** GIVEN REQUEST **
Work out how many lines of the listing hold the string "yonghu". Answer with that number alone.

[Collection entries]
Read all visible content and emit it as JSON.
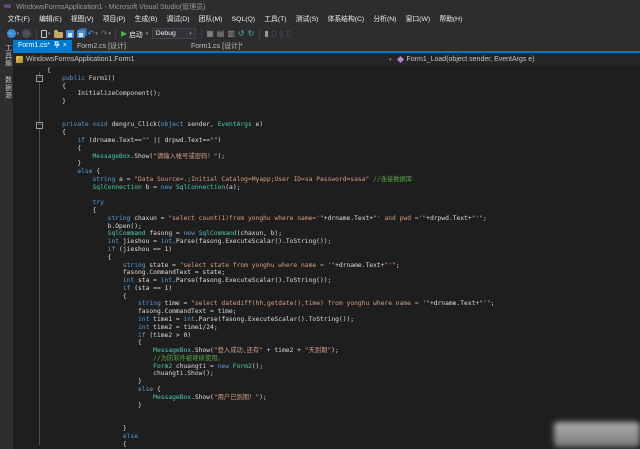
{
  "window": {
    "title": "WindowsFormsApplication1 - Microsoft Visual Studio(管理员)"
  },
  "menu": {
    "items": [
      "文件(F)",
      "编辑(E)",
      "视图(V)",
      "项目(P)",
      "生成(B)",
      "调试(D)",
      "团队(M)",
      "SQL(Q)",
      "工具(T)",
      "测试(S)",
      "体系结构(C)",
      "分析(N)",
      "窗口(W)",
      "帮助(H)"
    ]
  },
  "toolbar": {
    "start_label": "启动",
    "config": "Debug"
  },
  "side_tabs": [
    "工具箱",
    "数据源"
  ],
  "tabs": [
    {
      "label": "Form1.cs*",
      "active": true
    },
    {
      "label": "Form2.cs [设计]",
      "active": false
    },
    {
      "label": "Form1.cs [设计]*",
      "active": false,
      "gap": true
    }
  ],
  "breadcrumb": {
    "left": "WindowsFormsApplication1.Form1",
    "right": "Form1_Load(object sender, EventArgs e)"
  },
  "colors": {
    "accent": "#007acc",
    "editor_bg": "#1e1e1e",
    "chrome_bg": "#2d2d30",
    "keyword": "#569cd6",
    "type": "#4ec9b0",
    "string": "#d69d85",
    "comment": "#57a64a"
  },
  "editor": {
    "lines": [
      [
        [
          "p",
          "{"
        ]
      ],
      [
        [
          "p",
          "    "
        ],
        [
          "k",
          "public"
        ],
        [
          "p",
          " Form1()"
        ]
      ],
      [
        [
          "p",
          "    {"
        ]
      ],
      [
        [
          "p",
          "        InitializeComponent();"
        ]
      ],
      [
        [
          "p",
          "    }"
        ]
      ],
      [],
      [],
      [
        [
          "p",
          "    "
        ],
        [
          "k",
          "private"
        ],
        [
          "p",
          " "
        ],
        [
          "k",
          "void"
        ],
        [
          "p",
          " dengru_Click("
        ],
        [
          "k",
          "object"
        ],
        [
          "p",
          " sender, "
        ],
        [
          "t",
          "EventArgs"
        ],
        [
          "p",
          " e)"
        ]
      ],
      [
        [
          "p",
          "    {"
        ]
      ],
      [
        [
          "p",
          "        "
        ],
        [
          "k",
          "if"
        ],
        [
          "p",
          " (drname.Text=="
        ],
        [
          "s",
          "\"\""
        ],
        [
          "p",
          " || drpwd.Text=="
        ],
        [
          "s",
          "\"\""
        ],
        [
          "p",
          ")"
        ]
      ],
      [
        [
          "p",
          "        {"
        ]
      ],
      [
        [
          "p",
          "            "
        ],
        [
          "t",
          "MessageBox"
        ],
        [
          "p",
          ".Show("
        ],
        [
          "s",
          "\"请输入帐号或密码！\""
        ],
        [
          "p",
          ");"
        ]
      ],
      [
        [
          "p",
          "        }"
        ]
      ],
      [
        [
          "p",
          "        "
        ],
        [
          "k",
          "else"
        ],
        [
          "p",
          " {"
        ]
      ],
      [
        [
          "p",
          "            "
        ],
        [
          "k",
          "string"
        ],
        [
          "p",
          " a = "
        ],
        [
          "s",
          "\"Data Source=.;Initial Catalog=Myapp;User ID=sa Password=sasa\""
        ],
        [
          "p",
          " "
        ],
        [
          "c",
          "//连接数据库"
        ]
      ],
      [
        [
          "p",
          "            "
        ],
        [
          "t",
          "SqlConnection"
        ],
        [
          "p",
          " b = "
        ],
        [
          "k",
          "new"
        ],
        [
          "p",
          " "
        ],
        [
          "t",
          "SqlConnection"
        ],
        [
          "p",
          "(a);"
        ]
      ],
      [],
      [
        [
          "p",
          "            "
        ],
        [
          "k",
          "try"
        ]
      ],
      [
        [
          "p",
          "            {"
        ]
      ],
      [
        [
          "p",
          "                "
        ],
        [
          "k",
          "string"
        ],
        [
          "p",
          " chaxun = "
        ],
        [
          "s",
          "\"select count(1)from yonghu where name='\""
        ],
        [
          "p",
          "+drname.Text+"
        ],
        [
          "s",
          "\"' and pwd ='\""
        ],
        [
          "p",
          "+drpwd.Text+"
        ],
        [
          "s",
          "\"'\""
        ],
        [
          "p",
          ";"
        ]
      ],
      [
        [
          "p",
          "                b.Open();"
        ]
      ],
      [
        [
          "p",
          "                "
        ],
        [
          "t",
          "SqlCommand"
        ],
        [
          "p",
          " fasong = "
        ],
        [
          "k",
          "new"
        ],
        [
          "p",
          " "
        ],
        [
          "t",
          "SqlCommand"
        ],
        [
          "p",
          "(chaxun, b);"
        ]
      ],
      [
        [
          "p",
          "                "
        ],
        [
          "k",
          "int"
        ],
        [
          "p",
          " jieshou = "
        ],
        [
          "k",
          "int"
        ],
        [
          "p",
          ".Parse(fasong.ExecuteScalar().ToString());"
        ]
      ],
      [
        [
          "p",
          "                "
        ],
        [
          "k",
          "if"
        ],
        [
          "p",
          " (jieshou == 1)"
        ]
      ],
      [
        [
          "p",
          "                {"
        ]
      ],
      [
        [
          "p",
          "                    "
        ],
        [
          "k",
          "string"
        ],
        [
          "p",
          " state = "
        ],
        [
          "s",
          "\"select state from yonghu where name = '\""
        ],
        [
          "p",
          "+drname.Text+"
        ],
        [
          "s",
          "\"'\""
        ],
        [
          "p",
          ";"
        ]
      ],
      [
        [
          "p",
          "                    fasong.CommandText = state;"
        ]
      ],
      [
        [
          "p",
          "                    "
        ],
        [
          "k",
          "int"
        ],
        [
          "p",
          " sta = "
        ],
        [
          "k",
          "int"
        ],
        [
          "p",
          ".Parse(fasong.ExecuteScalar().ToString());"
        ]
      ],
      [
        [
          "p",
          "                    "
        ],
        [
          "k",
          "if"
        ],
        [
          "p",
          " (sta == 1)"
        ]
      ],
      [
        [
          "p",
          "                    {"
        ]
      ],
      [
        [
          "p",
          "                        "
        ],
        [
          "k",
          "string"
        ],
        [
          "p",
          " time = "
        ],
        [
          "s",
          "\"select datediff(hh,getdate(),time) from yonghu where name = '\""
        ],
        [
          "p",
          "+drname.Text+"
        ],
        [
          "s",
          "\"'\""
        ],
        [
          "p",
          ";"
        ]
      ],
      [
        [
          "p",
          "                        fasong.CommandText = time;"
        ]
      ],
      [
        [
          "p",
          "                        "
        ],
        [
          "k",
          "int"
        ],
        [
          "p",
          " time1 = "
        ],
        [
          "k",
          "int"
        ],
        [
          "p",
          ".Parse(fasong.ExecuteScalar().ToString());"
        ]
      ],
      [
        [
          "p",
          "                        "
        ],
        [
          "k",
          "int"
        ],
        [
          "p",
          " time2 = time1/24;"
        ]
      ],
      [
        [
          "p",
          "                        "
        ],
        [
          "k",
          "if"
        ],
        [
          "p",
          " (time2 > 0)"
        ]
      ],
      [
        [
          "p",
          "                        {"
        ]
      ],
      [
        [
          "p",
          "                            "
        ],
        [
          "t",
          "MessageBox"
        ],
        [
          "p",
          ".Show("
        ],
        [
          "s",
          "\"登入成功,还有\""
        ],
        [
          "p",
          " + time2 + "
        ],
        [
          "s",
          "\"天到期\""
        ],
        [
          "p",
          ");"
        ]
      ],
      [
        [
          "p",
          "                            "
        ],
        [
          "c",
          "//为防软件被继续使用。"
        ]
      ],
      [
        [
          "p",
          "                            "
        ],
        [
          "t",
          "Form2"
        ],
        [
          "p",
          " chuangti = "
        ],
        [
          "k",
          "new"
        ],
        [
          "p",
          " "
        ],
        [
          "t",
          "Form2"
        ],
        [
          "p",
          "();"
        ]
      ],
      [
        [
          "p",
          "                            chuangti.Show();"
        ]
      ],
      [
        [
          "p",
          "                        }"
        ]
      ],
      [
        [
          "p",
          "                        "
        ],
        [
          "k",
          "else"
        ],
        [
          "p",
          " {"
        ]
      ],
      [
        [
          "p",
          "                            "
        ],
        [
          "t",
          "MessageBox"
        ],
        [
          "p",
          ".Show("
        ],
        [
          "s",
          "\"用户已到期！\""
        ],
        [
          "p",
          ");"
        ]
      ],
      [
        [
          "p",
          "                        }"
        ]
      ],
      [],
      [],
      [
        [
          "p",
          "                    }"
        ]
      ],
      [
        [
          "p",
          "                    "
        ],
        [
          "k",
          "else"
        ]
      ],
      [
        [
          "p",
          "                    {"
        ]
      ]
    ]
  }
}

** SOLUTION BELOW **
3